> _WHAT THE EXERCISE ASKS_
Reproduce all entries precisely as they are written.

───── DATA EXCERPTS ─────

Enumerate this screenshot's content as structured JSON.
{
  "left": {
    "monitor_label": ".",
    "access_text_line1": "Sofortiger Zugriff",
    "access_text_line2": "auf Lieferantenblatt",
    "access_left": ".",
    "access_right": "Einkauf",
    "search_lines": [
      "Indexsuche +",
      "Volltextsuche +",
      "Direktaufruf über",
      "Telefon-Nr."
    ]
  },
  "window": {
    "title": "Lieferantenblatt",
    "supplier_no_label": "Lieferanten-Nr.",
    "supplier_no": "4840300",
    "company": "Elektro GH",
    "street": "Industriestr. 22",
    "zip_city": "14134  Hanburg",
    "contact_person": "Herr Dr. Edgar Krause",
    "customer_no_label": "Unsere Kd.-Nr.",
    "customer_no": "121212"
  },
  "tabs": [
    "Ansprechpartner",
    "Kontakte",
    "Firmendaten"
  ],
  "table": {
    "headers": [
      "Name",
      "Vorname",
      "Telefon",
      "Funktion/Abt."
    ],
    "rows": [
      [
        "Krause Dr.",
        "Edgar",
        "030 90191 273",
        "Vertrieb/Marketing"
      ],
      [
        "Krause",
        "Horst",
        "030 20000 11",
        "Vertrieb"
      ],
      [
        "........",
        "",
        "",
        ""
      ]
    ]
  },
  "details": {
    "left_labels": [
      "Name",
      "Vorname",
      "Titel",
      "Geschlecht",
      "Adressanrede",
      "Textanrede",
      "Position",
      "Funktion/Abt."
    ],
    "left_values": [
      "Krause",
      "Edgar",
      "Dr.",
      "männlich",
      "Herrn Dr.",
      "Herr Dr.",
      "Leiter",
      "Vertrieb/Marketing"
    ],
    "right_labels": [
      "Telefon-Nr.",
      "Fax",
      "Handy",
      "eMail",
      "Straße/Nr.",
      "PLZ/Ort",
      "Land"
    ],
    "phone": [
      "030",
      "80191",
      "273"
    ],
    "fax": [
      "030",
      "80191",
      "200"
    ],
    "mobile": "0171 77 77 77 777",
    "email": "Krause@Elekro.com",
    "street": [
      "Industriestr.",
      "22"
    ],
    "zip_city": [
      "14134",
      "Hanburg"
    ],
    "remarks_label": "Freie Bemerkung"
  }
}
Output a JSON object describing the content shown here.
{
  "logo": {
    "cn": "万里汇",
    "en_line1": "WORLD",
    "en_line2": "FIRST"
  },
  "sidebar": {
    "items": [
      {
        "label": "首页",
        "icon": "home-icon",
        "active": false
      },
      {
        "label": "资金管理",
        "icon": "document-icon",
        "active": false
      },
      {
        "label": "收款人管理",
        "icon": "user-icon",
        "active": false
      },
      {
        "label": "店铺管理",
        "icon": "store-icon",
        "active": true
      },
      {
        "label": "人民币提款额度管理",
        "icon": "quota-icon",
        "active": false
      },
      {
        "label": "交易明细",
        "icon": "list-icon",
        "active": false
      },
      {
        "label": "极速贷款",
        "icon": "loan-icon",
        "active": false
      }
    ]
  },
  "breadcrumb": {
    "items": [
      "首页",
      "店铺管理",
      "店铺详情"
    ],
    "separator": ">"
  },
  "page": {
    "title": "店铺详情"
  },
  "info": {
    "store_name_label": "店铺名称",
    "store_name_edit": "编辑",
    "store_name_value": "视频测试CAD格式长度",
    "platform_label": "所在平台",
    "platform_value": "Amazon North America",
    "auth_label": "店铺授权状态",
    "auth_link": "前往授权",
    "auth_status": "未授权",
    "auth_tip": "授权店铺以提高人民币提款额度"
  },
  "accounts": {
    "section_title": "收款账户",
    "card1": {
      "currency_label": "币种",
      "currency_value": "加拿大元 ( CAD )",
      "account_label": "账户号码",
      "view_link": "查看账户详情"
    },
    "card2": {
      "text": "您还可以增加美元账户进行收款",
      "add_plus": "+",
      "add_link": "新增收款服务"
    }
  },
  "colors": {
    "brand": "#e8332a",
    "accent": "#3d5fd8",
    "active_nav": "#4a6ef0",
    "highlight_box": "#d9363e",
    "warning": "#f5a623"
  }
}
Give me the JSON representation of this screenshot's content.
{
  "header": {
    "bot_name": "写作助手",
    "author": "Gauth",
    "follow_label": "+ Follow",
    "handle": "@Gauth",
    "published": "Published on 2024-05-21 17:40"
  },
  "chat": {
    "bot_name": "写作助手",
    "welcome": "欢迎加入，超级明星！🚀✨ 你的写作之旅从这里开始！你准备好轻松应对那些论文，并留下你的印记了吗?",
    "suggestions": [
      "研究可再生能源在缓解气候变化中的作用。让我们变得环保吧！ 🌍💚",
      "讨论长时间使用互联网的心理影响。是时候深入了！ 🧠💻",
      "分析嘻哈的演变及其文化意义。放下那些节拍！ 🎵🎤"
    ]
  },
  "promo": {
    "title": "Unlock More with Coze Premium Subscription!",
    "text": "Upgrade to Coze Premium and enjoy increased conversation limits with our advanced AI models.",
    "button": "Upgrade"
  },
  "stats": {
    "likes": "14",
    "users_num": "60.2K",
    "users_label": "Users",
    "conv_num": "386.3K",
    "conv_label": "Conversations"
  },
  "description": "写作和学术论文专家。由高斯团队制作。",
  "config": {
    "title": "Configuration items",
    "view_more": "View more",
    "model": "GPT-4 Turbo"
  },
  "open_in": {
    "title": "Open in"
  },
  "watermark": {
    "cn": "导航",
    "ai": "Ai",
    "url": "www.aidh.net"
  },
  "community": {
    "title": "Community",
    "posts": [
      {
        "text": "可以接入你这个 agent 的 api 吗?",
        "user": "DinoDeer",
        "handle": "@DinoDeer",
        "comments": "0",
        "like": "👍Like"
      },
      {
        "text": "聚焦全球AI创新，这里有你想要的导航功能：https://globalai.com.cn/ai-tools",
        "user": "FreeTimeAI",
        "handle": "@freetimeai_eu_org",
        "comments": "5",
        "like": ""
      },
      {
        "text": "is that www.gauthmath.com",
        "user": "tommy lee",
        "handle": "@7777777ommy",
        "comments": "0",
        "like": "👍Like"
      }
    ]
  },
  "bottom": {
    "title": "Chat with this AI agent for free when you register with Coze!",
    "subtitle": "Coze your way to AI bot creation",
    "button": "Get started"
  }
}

─────

> _WRITTEN RESPONSE_
Enumerate this screenshot's content as structured JSON.
{
  "left": {
    "monitor_label": ".",
    "access_text_line1": "Sofortiger Zugriff",
    "access_text_line2": "auf Lieferantenblatt",
    "access_left": ".",
    "access_right": "Einkauf",
    "search_lines": [
      "Indexsuche +",
      "Volltextsuche +",
      "Direktaufruf über",
      "Telefon-Nr."
    ]
  },
  "window": {
    "title": "Lieferantenblatt",
    "supplier_no_label": "Lieferanten-Nr.",
    "supplier_no": "4840300",
    "company": "Elektro GH",
    "street": "Industriestr. 22",
    "zip_city": "14134  Hanburg",
    "contact_person": "Herr Dr. Edgar Krause",
    "customer_no_label": "Unsere Kd.-Nr.",
    "customer_no": "121212"
  },
  "tabs": [
    "Ansprechpartner",
    "Kontakte",
    "Firmendaten"
  ],
  "table": {
    "headers": [
      "Name",
      "Vorname",
      "Telefon",
      "Funktion/Abt."
    ],
    "rows": [
      [
        "Krause Dr.",
        "Edgar",
        "030 90191 273",
        "Vertrieb/Marketing"
      ],
      [
        "Krause",
        "Horst",
        "030 20000 11",
        "Vertrieb"
      ],
      [
        "........",
        "",
        "",
        ""
      ]
    ]
  },
  "details": {
    "left_labels": [
      "Name",
      "Vorname",
      "Titel",
      "Geschlecht",
      "Adressanrede",
      "Textanrede",
      "Position",
      "Funktion/Abt."
    ],
    "left_values": [
      "Krause",
      "Edgar",
      "Dr.",
      "männlich",
      "Herrn Dr.",
      "Herr Dr.",
      "Leiter",
      "Vertrieb/Marketing"
    ],
    "right_labels": [
      "Telefon-Nr.",
      "Fax",
      "Handy",
      "eMail",
      "Straße/Nr.",
      "PLZ/Ort",
      "Land"
    ],
    "phone": [
      "030",
      "80191",
      "273"
    ],
    "fax": [
      "030",
      "80191",
      "200"
    ],
    "mobile": "0171 77 77 77 777",
    "email": "Krause@Elekro.com",
    "street": [
      "Industriestr.",
      "22"
    ],
    "zip_city": [
      "14134",
      "Hanburg"
    ],
    "remarks_label": "Freie Bemerkung"
  }
}
Output a JSON object describing the content shown here.
{
  "logo": {
    "cn": "万里汇",
    "en_line1": "WORLD",
    "en_line2": "FIRST"
  },
  "sidebar": {
    "items": [
      {
        "label": "首页",
        "icon": "home-icon",
        "active": false
      },
      {
        "label": "资金管理",
        "icon": "document-icon",
        "active": false
      },
      {
        "label": "收款人管理",
        "icon": "user-icon",
        "active": false
      },
      {
        "label": "店铺管理",
        "icon": "store-icon",
        "active": true
      },
      {
        "label": "人民币提款额度管理",
        "icon": "quota-icon",
        "active": false
      },
      {
        "label": "交易明细",
        "icon": "list-icon",
        "active": false
      },
      {
        "label": "极速贷款",
        "icon": "loan-icon",
        "active": false
      }
    ]
  },
  "breadcrumb": {
    "items": [
      "首页",
      "店铺管理",
      "店铺详情"
    ],
    "separator": ">"
  },
  "page": {
    "title": "店铺详情"
  },
  "info": {
    "store_name_label": "店铺名称",
    "store_name_edit": "编辑",
    "store_name_value": "视频测试CAD格式长度",
    "platform_label": "所在平台",
    "platform_value": "Amazon North America",
    "auth_label": "店铺授权状态",
    "auth_link": "前往授权",
    "auth_status": "未授权",
    "auth_tip": "授权店铺以提高人民币提款额度"
  },
  "accounts": {
    "section_title": "收款账户",
    "card1": {
      "currency_label": "币种",
      "currency_value": "加拿大元 ( CAD )",
      "account_label": "账户号码",
      "view_link": "查看账户详情"
    },
    "card2": {
      "text": "您还可以增加美元账户进行收款",
      "add_plus": "+",
      "add_link": "新增收款服务"
    }
  },
  "colors": {
    "brand": "#e8332a",
    "accent": "#3d5fd8",
    "active_nav": "#4a6ef0",
    "highlight_box": "#d9363e",
    "warning": "#f5a623"
  }
}
Give me the JSON representation of this screenshot's content.
{
  "header": {
    "bot_name": "写作助手",
    "author": "Gauth",
    "follow_label": "+ Follow",
    "handle": "@Gauth",
    "published": "Published on 2024-05-21 17:40"
  },
  "chat": {
    "bot_name": "写作助手",
    "welcome": "欢迎加入，超级明星！🚀✨ 你的写作之旅从这里开始！你准备好轻松应对那些论文，并留下你的印记了吗?",
    "suggestions": [
      "研究可再生能源在缓解气候变化中的作用。让我们变得环保吧！ 🌍💚",
      "讨论长时间使用互联网的心理影响。是时候深入了！ 🧠💻",
      "分析嘻哈的演变及其文化意义。放下那些节拍！ 🎵🎤"
    ]
  },
  "promo": {
    "title": "Unlock More with Coze Premium Subscription!",
    "text": "Upgrade to Coze Premium and enjoy increased conversation limits with our advanced AI models.",
    "button": "Upgrade"
  },
  "stats": {
    "likes": "14",
    "users_num": "60.2K",
    "users_label": "Users",
    "conv_num": "386.3K",
    "conv_label": "Conversations"
  },
  "description": "写作和学术论文专家。由高斯团队制作。",
  "config": {
    "title": "Configuration items",
    "view_more": "View more",
    "model": "GPT-4 Turbo"
  },
  "open_in": {
    "title": "Open in"
  },
  "watermark": {
    "cn": "导航",
    "ai": "Ai",
    "url": "www.aidh.net"
  },
  "community": {
    "title": "Community",
    "posts": [
      {
        "text": "可以接入你这个 agent 的 api 吗?",
        "user": "DinoDeer",
        "handle": "@DinoDeer",
        "comments": "0",
        "like": "👍Like"
      },
      {
        "text": "聚焦全球AI创新，这里有你想要的导航功能：https://globalai.com.cn/ai-tools",
        "user": "FreeTimeAI",
        "handle": "@freetimeai_eu_org",
        "comments": "5",
        "like": ""
      },
      {
        "text": "is that www.gauthmath.com",
        "user": "tommy lee",
        "handle": "@7777777ommy",
        "comments": "0",
        "like": "👍Like"
      }
    ]
  },
  "bottom": {
    "title": "Chat with this AI agent for free when you register with Coze!",
    "subtitle": "Coze your way to AI bot creation",
    "button": "Get started"
  }
}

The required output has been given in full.